** start DATASET **

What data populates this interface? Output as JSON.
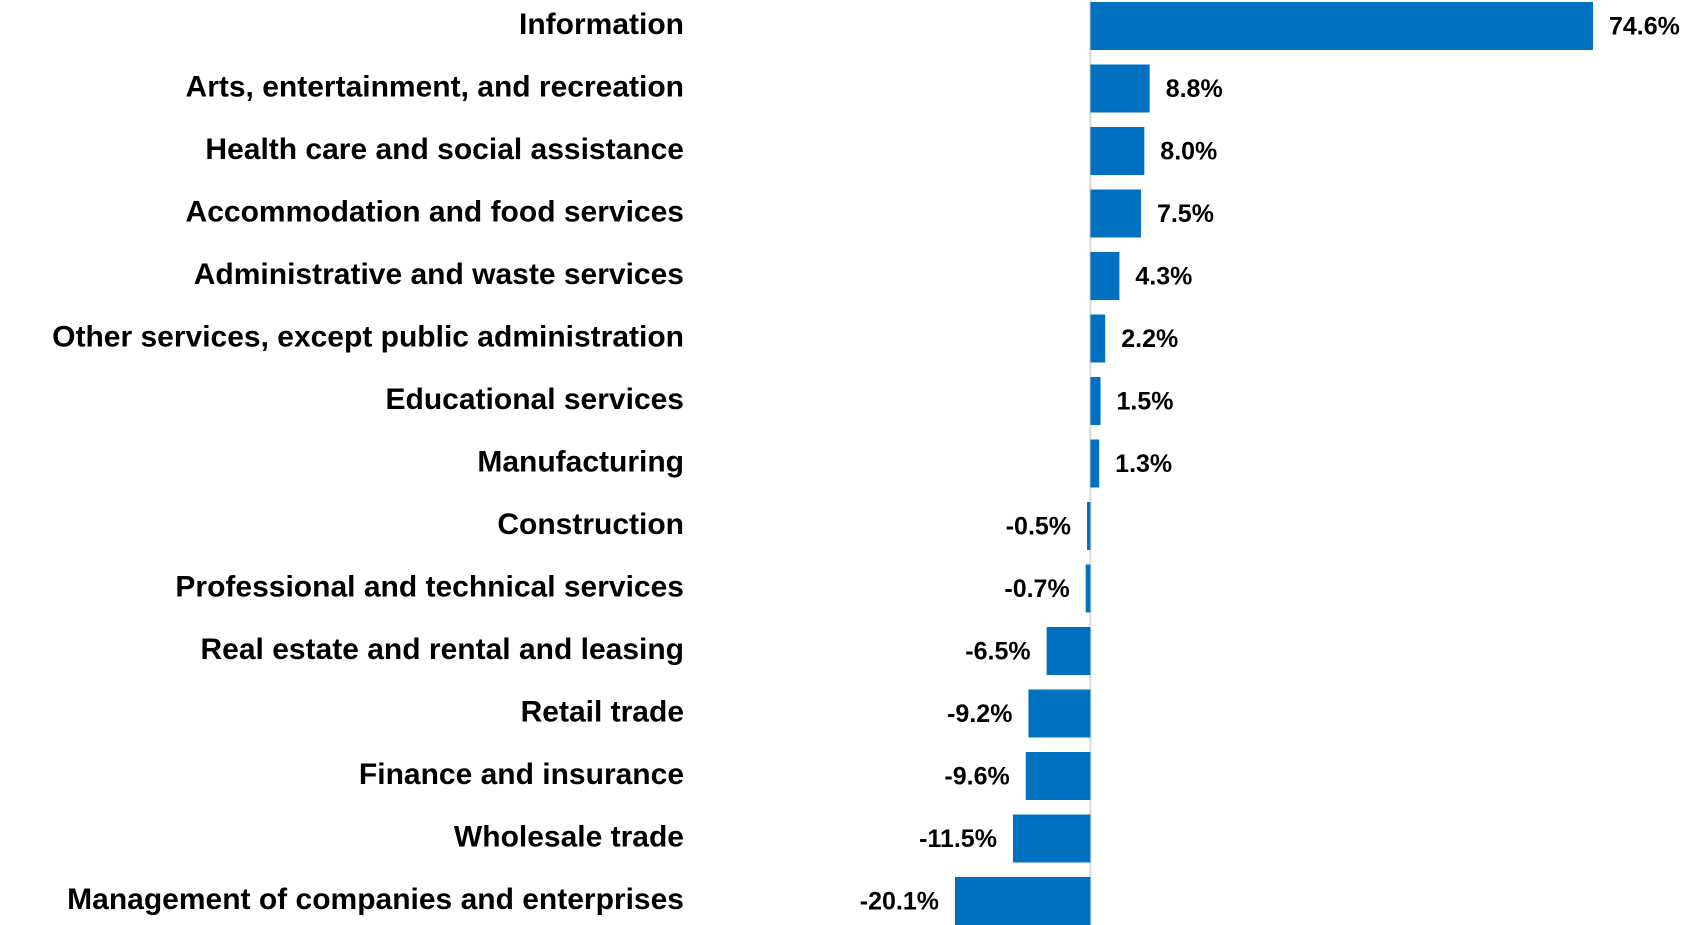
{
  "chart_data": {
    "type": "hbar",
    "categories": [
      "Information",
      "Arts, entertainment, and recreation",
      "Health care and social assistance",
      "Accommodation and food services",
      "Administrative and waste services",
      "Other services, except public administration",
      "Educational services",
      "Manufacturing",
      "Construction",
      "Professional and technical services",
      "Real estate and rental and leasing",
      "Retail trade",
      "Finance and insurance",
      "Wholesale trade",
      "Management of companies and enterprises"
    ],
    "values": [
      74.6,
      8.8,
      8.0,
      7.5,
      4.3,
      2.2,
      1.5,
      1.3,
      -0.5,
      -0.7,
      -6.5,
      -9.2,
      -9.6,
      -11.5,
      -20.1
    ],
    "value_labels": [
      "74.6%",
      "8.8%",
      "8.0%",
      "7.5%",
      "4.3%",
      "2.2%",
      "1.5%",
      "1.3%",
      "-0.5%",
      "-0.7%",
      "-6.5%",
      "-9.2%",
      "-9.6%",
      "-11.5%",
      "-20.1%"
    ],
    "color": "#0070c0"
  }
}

** end DATASET **

* **DIRECTIONS**
Reproduce the full listing above verbatim, with no pictures included.

* **RESULT FOR THIS TASK**
What data populates this interface? Output as JSON.
{
  "chart_data": {
    "type": "hbar",
    "categories": [
      "Information",
      "Arts, entertainment, and recreation",
      "Health care and social assistance",
      "Accommodation and food services",
      "Administrative and waste services",
      "Other services, except public administration",
      "Educational services",
      "Manufacturing",
      "Construction",
      "Professional and technical services",
      "Real estate and rental and leasing",
      "Retail trade",
      "Finance and insurance",
      "Wholesale trade",
      "Management of companies and enterprises"
    ],
    "values": [
      74.6,
      8.8,
      8.0,
      7.5,
      4.3,
      2.2,
      1.5,
      1.3,
      -0.5,
      -0.7,
      -6.5,
      -9.2,
      -9.6,
      -11.5,
      -20.1
    ],
    "value_labels": [
      "74.6%",
      "8.8%",
      "8.0%",
      "7.5%",
      "4.3%",
      "2.2%",
      "1.5%",
      "1.3%",
      "-0.5%",
      "-0.7%",
      "-6.5%",
      "-9.2%",
      "-9.6%",
      "-11.5%",
      "-20.1%"
    ],
    "color": "#0070c0"
  }
}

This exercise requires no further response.